WRITTEN PROBLEM
Write the material out again exactly.

------------------------------------------------------------------------

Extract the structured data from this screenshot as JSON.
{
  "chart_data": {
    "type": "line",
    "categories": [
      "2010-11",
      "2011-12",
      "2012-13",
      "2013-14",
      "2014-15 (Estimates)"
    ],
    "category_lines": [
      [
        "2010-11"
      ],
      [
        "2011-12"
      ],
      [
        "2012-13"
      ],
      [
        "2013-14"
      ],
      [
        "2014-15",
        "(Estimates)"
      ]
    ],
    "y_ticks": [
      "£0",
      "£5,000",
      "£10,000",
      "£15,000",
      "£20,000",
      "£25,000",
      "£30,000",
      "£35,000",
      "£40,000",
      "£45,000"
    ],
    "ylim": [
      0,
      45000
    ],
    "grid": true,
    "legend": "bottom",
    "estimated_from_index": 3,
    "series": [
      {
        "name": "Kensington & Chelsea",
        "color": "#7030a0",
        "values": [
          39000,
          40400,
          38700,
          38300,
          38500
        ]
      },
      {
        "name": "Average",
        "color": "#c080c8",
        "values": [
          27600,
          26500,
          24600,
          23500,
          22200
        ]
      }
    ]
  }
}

------------------------------------------------------------------------

THE RESPONSE
Extract the structured data from this screenshot as JSON.
{
  "chart_data": {
    "type": "line",
    "categories": [
      "2010-11",
      "2011-12",
      "2012-13",
      "2013-14",
      "2014-15 (Estimates)"
    ],
    "category_lines": [
      [
        "2010-11"
      ],
      [
        "2011-12"
      ],
      [
        "2012-13"
      ],
      [
        "2013-14"
      ],
      [
        "2014-15",
        "(Estimates)"
      ]
    ],
    "y_ticks": [
      "£0",
      "£5,000",
      "£10,000",
      "£15,000",
      "£20,000",
      "£25,000",
      "£30,000",
      "£35,000",
      "£40,000",
      "£45,000"
    ],
    "ylim": [
      0,
      45000
    ],
    "grid": true,
    "legend": "bottom",
    "estimated_from_index": 3,
    "series": [
      {
        "name": "Kensington & Chelsea",
        "color": "#7030a0",
        "values": [
          39000,
          40400,
          38700,
          38300,
          38500
        ]
      },
      {
        "name": "Average",
        "color": "#c080c8",
        "values": [
          27600,
          26500,
          24600,
          23500,
          22200
        ]
      }
    ]
  }
}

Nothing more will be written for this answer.